══ DATA TO USE
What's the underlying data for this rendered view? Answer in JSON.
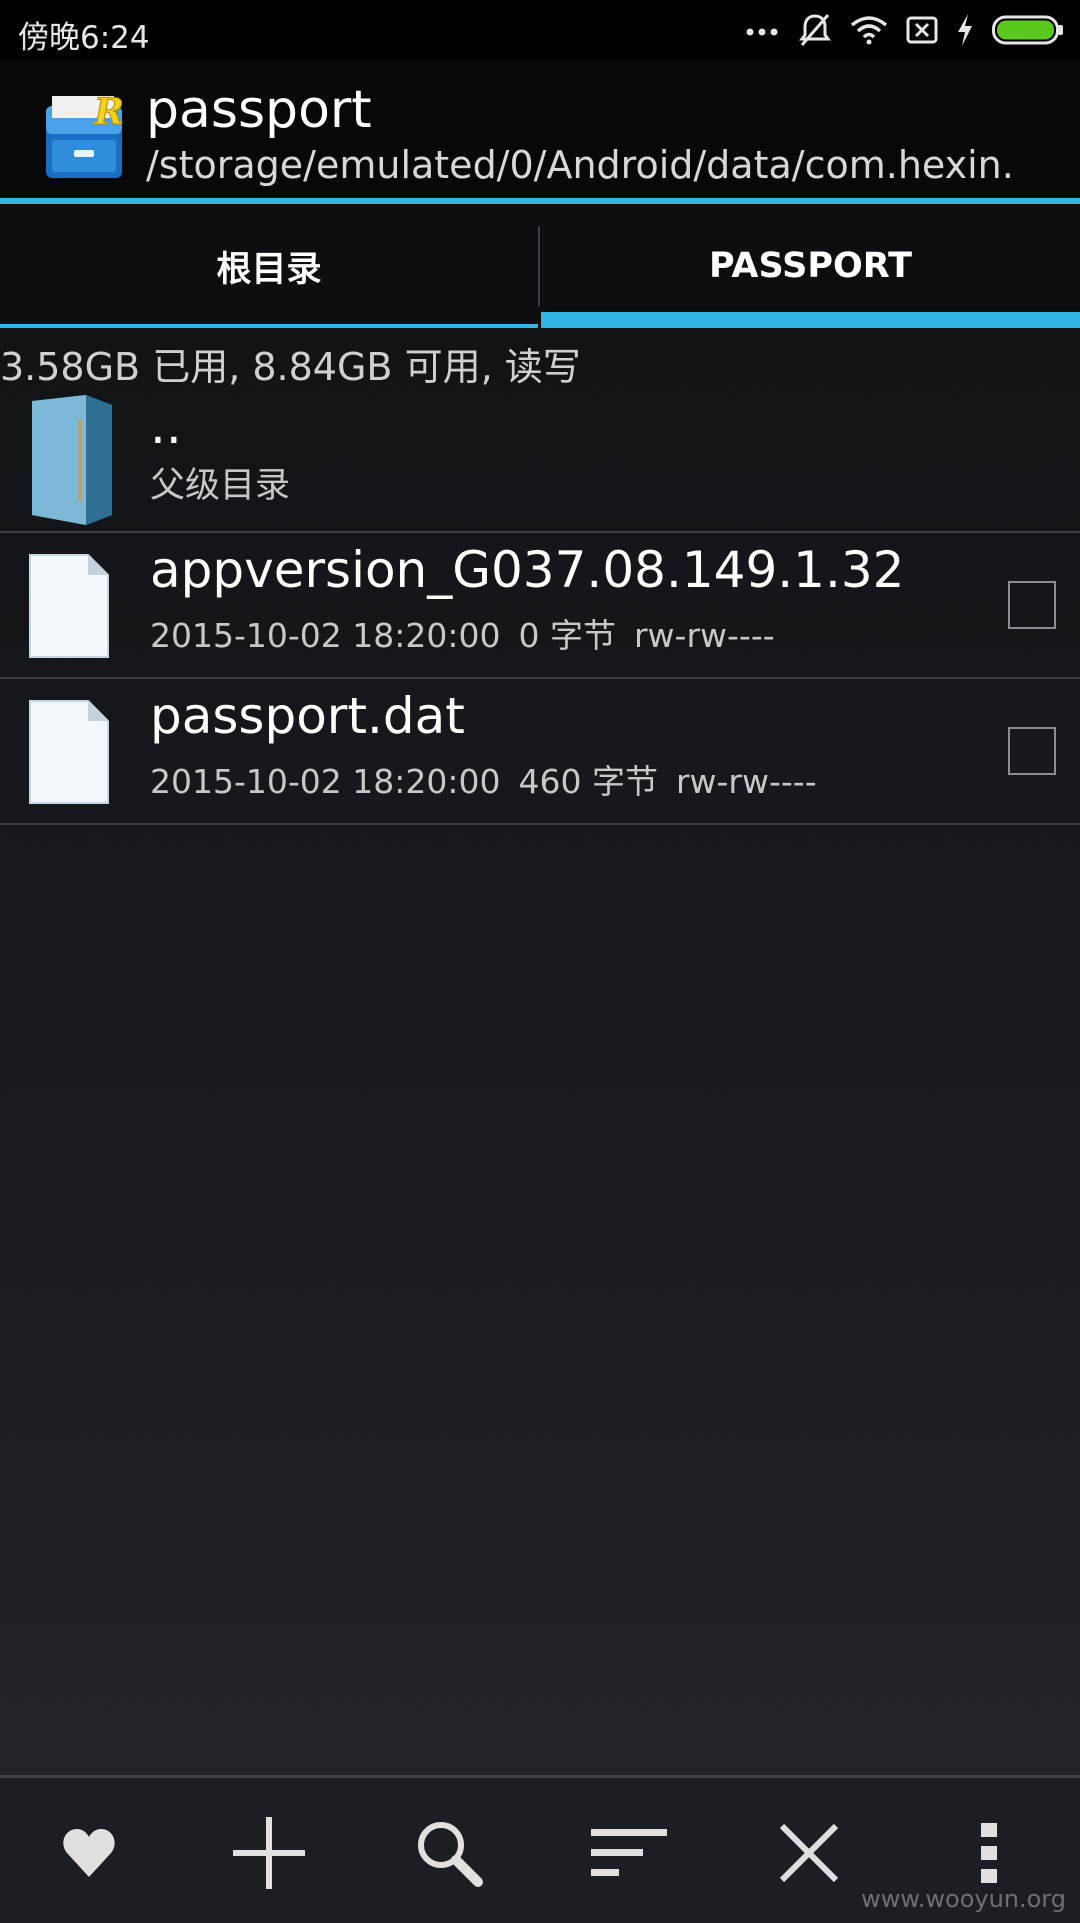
{
  "status_bar": {
    "time": "傍晚6:24",
    "icons": [
      "more-dots-icon",
      "mute-icon",
      "wifi-icon",
      "sim-off-icon",
      "charging-icon",
      "battery-icon"
    ],
    "battery_color": "#5ac81e"
  },
  "header": {
    "title": "passport",
    "path": "/storage/emulated/0/Android/data/com.hexin."
  },
  "tabs": [
    {
      "label": "根目录",
      "selected": false
    },
    {
      "label": "PASSPORT",
      "selected": true
    }
  ],
  "accent_color": "#33b5e5",
  "storage": {
    "info": "3.58GB 已用, 8.84GB 可用, 读写"
  },
  "parent_row": {
    "name": "..",
    "subtitle": "父级目录",
    "icon": "folder-icon"
  },
  "files": [
    {
      "name": "appversion_G037.08.149.1.32",
      "date": "2015-10-02 18:20:00",
      "size": "0 字节",
      "perm": "rw-rw----",
      "checked": false,
      "icon": "file-icon"
    },
    {
      "name": "passport.dat",
      "date": "2015-10-02 18:20:00",
      "size": "460 字节",
      "perm": "rw-rw----",
      "checked": false,
      "icon": "file-icon"
    }
  ],
  "bottom_actions": [
    "favorite-icon",
    "add-icon",
    "search-icon",
    "sort-icon",
    "close-icon",
    "overflow-menu-icon"
  ],
  "watermark": "www.wooyun.org"
}
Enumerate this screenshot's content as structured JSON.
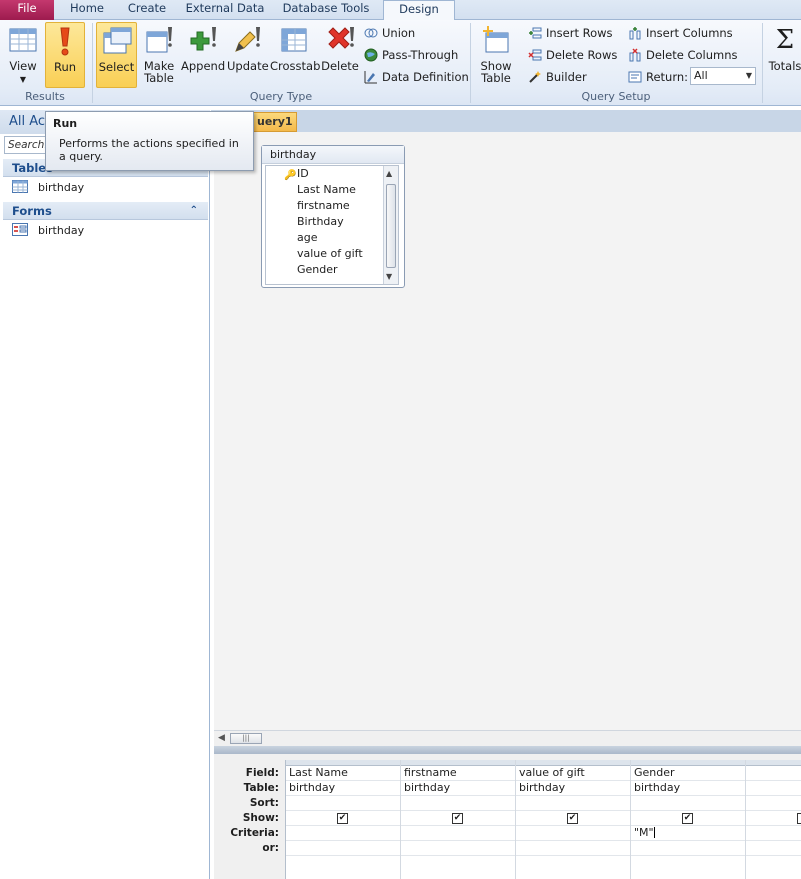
{
  "tabs": [
    {
      "label": "File"
    },
    {
      "label": "Home"
    },
    {
      "label": "Create"
    },
    {
      "label": "External Data"
    },
    {
      "label": "Database Tools"
    },
    {
      "label": "Design"
    }
  ],
  "ribbon": {
    "results": {
      "label": "Results",
      "view": "View",
      "run": "Run"
    },
    "query_type": {
      "label": "Query Type",
      "select": "Select",
      "make_table_1": "Make",
      "make_table_2": "Table",
      "append": "Append",
      "update": "Update",
      "crosstab": "Crosstab",
      "delete": "Delete",
      "union": "Union",
      "pass_through": "Pass-Through",
      "data_definition": "Data Definition"
    },
    "query_setup": {
      "label": "Query Setup",
      "show_table_1": "Show",
      "show_table_2": "Table",
      "insert_rows": "Insert Rows",
      "delete_rows": "Delete Rows",
      "builder": "Builder",
      "insert_columns": "Insert Columns",
      "delete_columns": "Delete Columns",
      "return_label": "Return:",
      "return_value": "All"
    },
    "totals": "Totals"
  },
  "tooltip": {
    "title": "Run",
    "body": "Performs the actions specified in a query."
  },
  "nav": {
    "header": "All Acc",
    "search_placeholder": "Search...",
    "tables_label": "Tables",
    "tables": [
      {
        "label": "birthday"
      }
    ],
    "forms_label": "Forms",
    "forms": [
      {
        "label": "birthday"
      }
    ]
  },
  "document": {
    "tab_label": "uery1"
  },
  "field_list": {
    "title": "birthday",
    "fields": [
      "ID",
      "Last Name",
      "firstname",
      "Birthday",
      "age",
      "value of gift",
      "Gender"
    ]
  },
  "grid": {
    "row_labels": [
      "Field:",
      "Table:",
      "Sort:",
      "Show:",
      "Criteria:",
      "or:"
    ],
    "columns": [
      {
        "field": "Last Name",
        "table": "birthday",
        "show": true,
        "criteria": ""
      },
      {
        "field": "firstname",
        "table": "birthday",
        "show": true,
        "criteria": ""
      },
      {
        "field": "value of gift",
        "table": "birthday",
        "show": true,
        "criteria": ""
      },
      {
        "field": "Gender",
        "table": "birthday",
        "show": true,
        "criteria": "\"M\""
      }
    ],
    "check_mark": "✔"
  }
}
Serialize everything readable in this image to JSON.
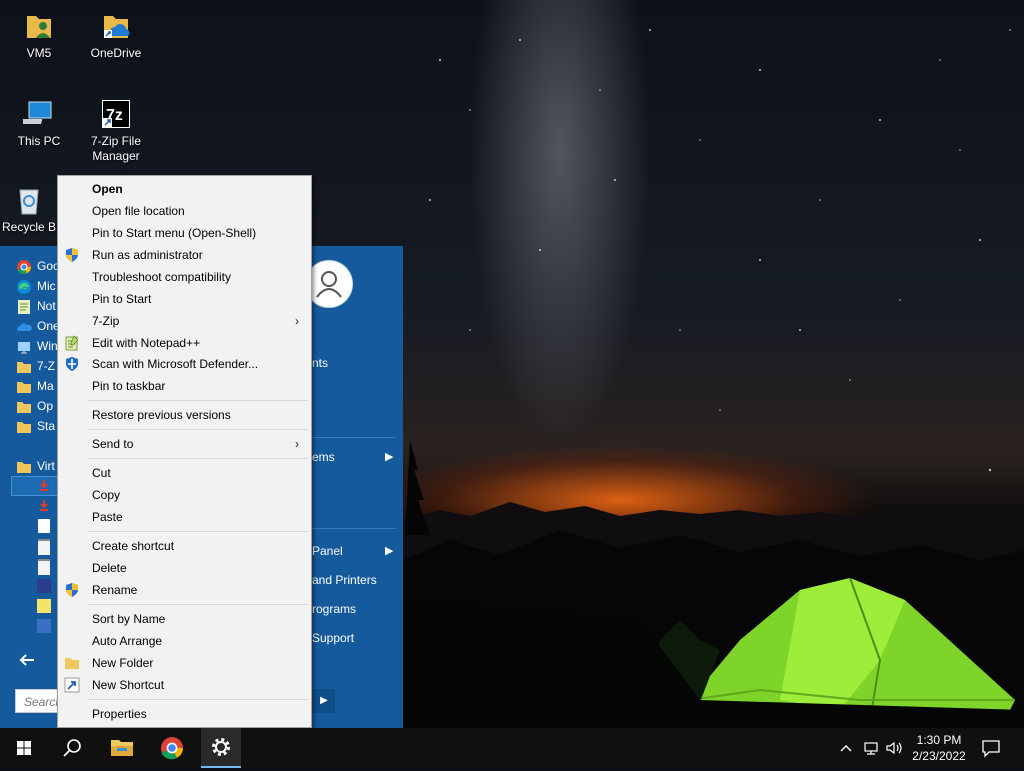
{
  "desktop": {
    "icons": [
      {
        "label": "VM5"
      },
      {
        "label": "OneDrive"
      },
      {
        "label": "This PC"
      },
      {
        "label": "7-Zip File Manager"
      },
      {
        "label": "Recycle B"
      }
    ]
  },
  "start_menu": {
    "programs": [
      {
        "label": "Goo",
        "icon": "chrome-icon"
      },
      {
        "label": "Mic",
        "icon": "edge-icon"
      },
      {
        "label": "Not",
        "icon": "notepad-icon"
      },
      {
        "label": "One",
        "icon": "onedrive-icon"
      },
      {
        "label": "Win",
        "icon": "windows-icon"
      },
      {
        "label": "7-Z",
        "icon": "folder-icon"
      },
      {
        "label": "Ma",
        "icon": "folder-icon"
      },
      {
        "label": "Op",
        "icon": "folder-icon"
      },
      {
        "label": "Sta",
        "icon": "folder-icon"
      },
      {
        "label": "Virt",
        "icon": "folder-icon"
      }
    ],
    "right_items": {
      "documents_tail": "nts",
      "recent_items_tail": "ems",
      "control_panel_tail": "Panel",
      "devices_tail": "and Printers",
      "programs_tail": "rograms",
      "support_tail": "Support"
    },
    "search_placeholder": "Search"
  },
  "context_menu": {
    "items": [
      {
        "label": "Open"
      },
      {
        "label": "Open file location"
      },
      {
        "label": "Pin to Start menu (Open-Shell)"
      },
      {
        "label": "Run as administrator"
      },
      {
        "label": "Troubleshoot compatibility"
      },
      {
        "label": "Pin to Start"
      },
      {
        "label": "7-Zip"
      },
      {
        "label": "Edit with Notepad++"
      },
      {
        "label": "Scan with Microsoft Defender..."
      },
      {
        "label": "Pin to taskbar"
      },
      {
        "label": "Restore previous versions"
      },
      {
        "label": "Send to"
      },
      {
        "label": "Cut"
      },
      {
        "label": "Copy"
      },
      {
        "label": "Paste"
      },
      {
        "label": "Create shortcut"
      },
      {
        "label": "Delete"
      },
      {
        "label": "Rename"
      },
      {
        "label": "Sort by Name"
      },
      {
        "label": "Auto Arrange"
      },
      {
        "label": "New Folder"
      },
      {
        "label": "New Shortcut"
      },
      {
        "label": "Properties"
      }
    ],
    "submenu_arrow": "›"
  },
  "taskbar": {
    "time": "1:30 PM",
    "date": "2/23/2022"
  },
  "colors": {
    "start_menu_bg": "#155a9c",
    "menu_bg": "#f2f2f2",
    "taskbar_bg": "#101010"
  }
}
════
Transcribe every entry word for word, but skip the pictures.

What's the underlying data for this rendered view? Answer in JSON.
{
  "status_bar": {
    "time": "傍晚6:24",
    "icons": [
      "more-dots-icon",
      "mute-icon",
      "wifi-icon",
      "sim-off-icon",
      "charging-icon",
      "battery-icon"
    ],
    "battery_color": "#5ac81e"
  },
  "header": {
    "title": "passport",
    "path": "/storage/emulated/0/Android/data/com.hexin."
  },
  "tabs": [
    {
      "label": "根目录",
      "selected": false
    },
    {
      "label": "PASSPORT",
      "selected": true
    }
  ],
  "accent_color": "#33b5e5",
  "storage": {
    "info": "3.58GB 已用, 8.84GB 可用, 读写"
  },
  "parent_row": {
    "name": "..",
    "subtitle": "父级目录",
    "icon": "folder-icon"
  },
  "files": [
    {
      "name": "appversion_G037.08.149.1.32",
      "date": "2015-10-02 18:20:00",
      "size": "0 字节",
      "perm": "rw-rw----",
      "checked": false,
      "icon": "file-icon"
    },
    {
      "name": "passport.dat",
      "date": "2015-10-02 18:20:00",
      "size": "460 字节",
      "perm": "rw-rw----",
      "checked": false,
      "icon": "file-icon"
    }
  ],
  "bottom_actions": [
    "favorite-icon",
    "add-icon",
    "search-icon",
    "sort-icon",
    "close-icon",
    "overflow-menu-icon"
  ],
  "watermark": "www.wooyun.org"
}
Enumerate this screenshot's content as structured JSON.
{
  "tabs": [
    {
      "label": "File"
    },
    {
      "label": "Home"
    },
    {
      "label": "Create"
    },
    {
      "label": "External Data"
    },
    {
      "label": "Database Tools"
    },
    {
      "label": "Design"
    }
  ],
  "ribbon": {
    "results": {
      "label": "Results",
      "view": "View",
      "run": "Run"
    },
    "query_type": {
      "label": "Query Type",
      "select": "Select",
      "make_table_1": "Make",
      "make_table_2": "Table",
      "append": "Append",
      "update": "Update",
      "crosstab": "Crosstab",
      "delete": "Delete",
      "union": "Union",
      "pass_through": "Pass-Through",
      "data_definition": "Data Definition"
    },
    "query_setup": {
      "label": "Query Setup",
      "show_table_1": "Show",
      "show_table_2": "Table",
      "insert_rows": "Insert Rows",
      "delete_rows": "Delete Rows",
      "builder": "Builder",
      "insert_columns": "Insert Columns",
      "delete_columns": "Delete Columns",
      "return_label": "Return:",
      "return_value": "All"
    },
    "totals": "Totals"
  },
  "tooltip": {
    "title": "Run",
    "body": "Performs the actions specified in a query."
  },
  "nav": {
    "header": "All Acc",
    "search_placeholder": "Search...",
    "tables_label": "Tables",
    "tables": [
      {
        "label": "birthday"
      }
    ],
    "forms_label": "Forms",
    "forms": [
      {
        "label": "birthday"
      }
    ]
  },
  "document": {
    "tab_label": "uery1"
  },
  "field_list": {
    "title": "birthday",
    "fields": [
      "ID",
      "Last Name",
      "firstname",
      "Birthday",
      "age",
      "value of gift",
      "Gender"
    ]
  },
  "grid": {
    "row_labels": [
      "Field:",
      "Table:",
      "Sort:",
      "Show:",
      "Criteria:",
      "or:"
    ],
    "columns": [
      {
        "field": "Last Name",
        "table": "birthday",
        "show": true,
        "criteria": ""
      },
      {
        "field": "firstname",
        "table": "birthday",
        "show": true,
        "criteria": ""
      },
      {
        "field": "value of gift",
        "table": "birthday",
        "show": true,
        "criteria": ""
      },
      {
        "field": "Gender",
        "table": "birthday",
        "show": true,
        "criteria": "\"M\""
      }
    ],
    "check_mark": "✔"
  }
}
Serialize everything readable in this image to JSON.
{
  "desktop": {
    "icons": [
      {
        "label": "VM5"
      },
      {
        "label": "OneDrive"
      },
      {
        "label": "This PC"
      },
      {
        "label": "7-Zip File Manager"
      },
      {
        "label": "Recycle B"
      }
    ]
  },
  "start_menu": {
    "programs": [
      {
        "label": "Goo",
        "icon": "chrome-icon"
      },
      {
        "label": "Mic",
        "icon": "edge-icon"
      },
      {
        "label": "Not",
        "icon": "notepad-icon"
      },
      {
        "label": "One",
        "icon": "onedrive-icon"
      },
      {
        "label": "Win",
        "icon": "windows-icon"
      },
      {
        "label": "7-Z",
        "icon": "folder-icon"
      },
      {
        "label": "Ma",
        "icon": "folder-icon"
      },
      {
        "label": "Op",
        "icon": "folder-icon"
      },
      {
        "label": "Sta",
        "icon": "folder-icon"
      },
      {
        "label": "Virt",
        "icon": "folder-icon"
      }
    ],
    "right_items": {
      "documents_tail": "nts",
      "recent_items_tail": "ems",
      "control_panel_tail": "Panel",
      "devices_tail": "and Printers",
      "programs_tail": "rograms",
      "support_tail": "Support"
    },
    "search_placeholder": "Search"
  },
  "context_menu": {
    "items": [
      {
        "label": "Open"
      },
      {
        "label": "Open file location"
      },
      {
        "label": "Pin to Start menu (Open-Shell)"
      },
      {
        "label": "Run as administrator"
      },
      {
        "label": "Troubleshoot compatibility"
      },
      {
        "label": "Pin to Start"
      },
      {
        "label": "7-Zip"
      },
      {
        "label": "Edit with Notepad++"
      },
      {
        "label": "Scan with Microsoft Defender..."
      },
      {
        "label": "Pin to taskbar"
      },
      {
        "label": "Restore previous versions"
      },
      {
        "label": "Send to"
      },
      {
        "label": "Cut"
      },
      {
        "label": "Copy"
      },
      {
        "label": "Paste"
      },
      {
        "label": "Create shortcut"
      },
      {
        "label": "Delete"
      },
      {
        "label": "Rename"
      },
      {
        "label": "Sort by Name"
      },
      {
        "label": "Auto Arrange"
      },
      {
        "label": "New Folder"
      },
      {
        "label": "New Shortcut"
      },
      {
        "label": "Properties"
      }
    ],
    "submenu_arrow": "›"
  },
  "taskbar": {
    "time": "1:30 PM",
    "date": "2/23/2022"
  },
  "colors": {
    "start_menu_bg": "#155a9c",
    "menu_bg": "#f2f2f2",
    "taskbar_bg": "#101010"
  }
}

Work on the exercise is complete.